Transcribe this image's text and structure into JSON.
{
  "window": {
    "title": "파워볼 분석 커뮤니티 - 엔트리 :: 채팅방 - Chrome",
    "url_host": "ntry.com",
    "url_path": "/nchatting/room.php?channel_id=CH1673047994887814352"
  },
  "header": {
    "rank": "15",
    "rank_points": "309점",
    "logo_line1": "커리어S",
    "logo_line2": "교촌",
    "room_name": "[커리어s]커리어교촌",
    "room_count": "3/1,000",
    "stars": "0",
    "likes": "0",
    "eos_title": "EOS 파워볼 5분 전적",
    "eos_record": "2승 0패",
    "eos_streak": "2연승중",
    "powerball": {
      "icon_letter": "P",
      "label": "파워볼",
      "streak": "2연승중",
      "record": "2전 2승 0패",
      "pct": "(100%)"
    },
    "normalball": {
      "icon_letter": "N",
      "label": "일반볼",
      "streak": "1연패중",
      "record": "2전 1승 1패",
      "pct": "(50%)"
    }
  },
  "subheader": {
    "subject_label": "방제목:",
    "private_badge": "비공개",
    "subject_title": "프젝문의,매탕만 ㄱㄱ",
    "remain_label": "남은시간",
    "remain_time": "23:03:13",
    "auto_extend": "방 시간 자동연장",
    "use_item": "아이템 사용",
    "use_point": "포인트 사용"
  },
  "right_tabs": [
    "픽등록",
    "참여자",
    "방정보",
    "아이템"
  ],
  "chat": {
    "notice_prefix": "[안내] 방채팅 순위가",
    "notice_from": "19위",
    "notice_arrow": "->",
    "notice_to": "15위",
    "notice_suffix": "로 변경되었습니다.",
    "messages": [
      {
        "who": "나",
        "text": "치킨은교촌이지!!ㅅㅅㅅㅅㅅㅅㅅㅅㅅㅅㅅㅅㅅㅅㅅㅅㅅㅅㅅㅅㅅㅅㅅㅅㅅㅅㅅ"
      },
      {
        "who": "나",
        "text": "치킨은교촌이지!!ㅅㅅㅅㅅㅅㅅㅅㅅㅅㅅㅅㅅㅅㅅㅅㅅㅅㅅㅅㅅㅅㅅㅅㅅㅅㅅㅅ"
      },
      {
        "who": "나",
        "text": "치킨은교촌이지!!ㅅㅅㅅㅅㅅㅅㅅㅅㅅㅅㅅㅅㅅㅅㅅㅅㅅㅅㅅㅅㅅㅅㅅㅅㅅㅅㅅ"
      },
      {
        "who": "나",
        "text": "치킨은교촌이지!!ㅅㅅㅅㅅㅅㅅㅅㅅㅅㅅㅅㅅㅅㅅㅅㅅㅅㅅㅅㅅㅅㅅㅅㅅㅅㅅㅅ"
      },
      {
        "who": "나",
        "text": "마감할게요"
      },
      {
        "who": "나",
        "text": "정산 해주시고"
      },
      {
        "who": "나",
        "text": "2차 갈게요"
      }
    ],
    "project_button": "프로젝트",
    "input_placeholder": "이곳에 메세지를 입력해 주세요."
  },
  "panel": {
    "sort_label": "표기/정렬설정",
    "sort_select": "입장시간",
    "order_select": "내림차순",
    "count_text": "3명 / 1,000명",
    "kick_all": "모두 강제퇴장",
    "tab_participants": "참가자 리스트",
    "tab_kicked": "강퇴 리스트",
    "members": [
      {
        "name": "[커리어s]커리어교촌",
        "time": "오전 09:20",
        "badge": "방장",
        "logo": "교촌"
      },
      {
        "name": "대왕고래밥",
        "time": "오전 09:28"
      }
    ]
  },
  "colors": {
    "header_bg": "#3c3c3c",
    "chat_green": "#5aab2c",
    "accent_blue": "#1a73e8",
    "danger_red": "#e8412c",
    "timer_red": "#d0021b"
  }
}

════════

Task:
Write an exact transcription of every entry above.

Solution to the problem:
Transcribe this image's text and structure into JSON.
{
  "window": {
    "title": "파워볼 분석 커뮤니티 - 엔트리 :: 채팅방 - Chrome",
    "url_host": "ntry.com",
    "url_path": "/nchatting/room.php?channel_id=CH1673047994887814352"
  },
  "header": {
    "rank": "15",
    "rank_points": "309점",
    "logo_line1": "커리어S",
    "logo_line2": "교촌",
    "room_name": "[커리어s]커리어교촌",
    "room_count": "3/1,000",
    "stars": "0",
    "likes": "0",
    "eos_title": "EOS 파워볼 5분 전적",
    "eos_record": "2승 0패",
    "eos_streak": "2연승중",
    "powerball": {
      "icon_letter": "P",
      "label": "파워볼",
      "streak": "2연승중",
      "record": "2전 2승 0패",
      "pct": "(100%)"
    },
    "normalball": {
      "icon_letter": "N",
      "label": "일반볼",
      "streak": "1연패중",
      "record": "2전 1승 1패",
      "pct": "(50%)"
    }
  },
  "subheader": {
    "subject_label": "방제목:",
    "private_badge": "비공개",
    "subject_title": "프젝문의,매탕만 ㄱㄱ",
    "remain_label": "남은시간",
    "remain_time": "23:03:13",
    "auto_extend": "방 시간 자동연장",
    "use_item": "아이템 사용",
    "use_point": "포인트 사용"
  },
  "right_tabs": [
    "픽등록",
    "참여자",
    "방정보",
    "아이템"
  ],
  "chat": {
    "notice_prefix": "[안내] 방채팅 순위가",
    "notice_from": "19위",
    "notice_arrow": "->",
    "notice_to": "15위",
    "notice_suffix": "로 변경되었습니다.",
    "messages": [
      {
        "who": "나",
        "text": "치킨은교촌이지!!ㅅㅅㅅㅅㅅㅅㅅㅅㅅㅅㅅㅅㅅㅅㅅㅅㅅㅅㅅㅅㅅㅅㅅㅅㅅㅅㅅ"
      },
      {
        "who": "나",
        "text": "치킨은교촌이지!!ㅅㅅㅅㅅㅅㅅㅅㅅㅅㅅㅅㅅㅅㅅㅅㅅㅅㅅㅅㅅㅅㅅㅅㅅㅅㅅㅅ"
      },
      {
        "who": "나",
        "text": "치킨은교촌이지!!ㅅㅅㅅㅅㅅㅅㅅㅅㅅㅅㅅㅅㅅㅅㅅㅅㅅㅅㅅㅅㅅㅅㅅㅅㅅㅅㅅ"
      },
      {
        "who": "나",
        "text": "치킨은교촌이지!!ㅅㅅㅅㅅㅅㅅㅅㅅㅅㅅㅅㅅㅅㅅㅅㅅㅅㅅㅅㅅㅅㅅㅅㅅㅅㅅㅅ"
      },
      {
        "who": "나",
        "text": "마감할게요"
      },
      {
        "who": "나",
        "text": "정산 해주시고"
      },
      {
        "who": "나",
        "text": "2차 갈게요"
      }
    ],
    "project_button": "프로젝트",
    "input_placeholder": "이곳에 메세지를 입력해 주세요."
  },
  "panel": {
    "sort_label": "표기/정렬설정",
    "sort_select": "입장시간",
    "order_select": "내림차순",
    "count_text": "3명 / 1,000명",
    "kick_all": "모두 강제퇴장",
    "tab_participants": "참가자 리스트",
    "tab_kicked": "강퇴 리스트",
    "members": [
      {
        "name": "[커리어s]커리어교촌",
        "time": "오전 09:20",
        "badge": "방장",
        "logo": "교촌"
      },
      {
        "name": "대왕고래밥",
        "time": "오전 09:28"
      }
    ]
  },
  "colors": {
    "header_bg": "#3c3c3c",
    "chat_green": "#5aab2c",
    "accent_blue": "#1a73e8",
    "danger_red": "#e8412c",
    "timer_red": "#d0021b"
  }
}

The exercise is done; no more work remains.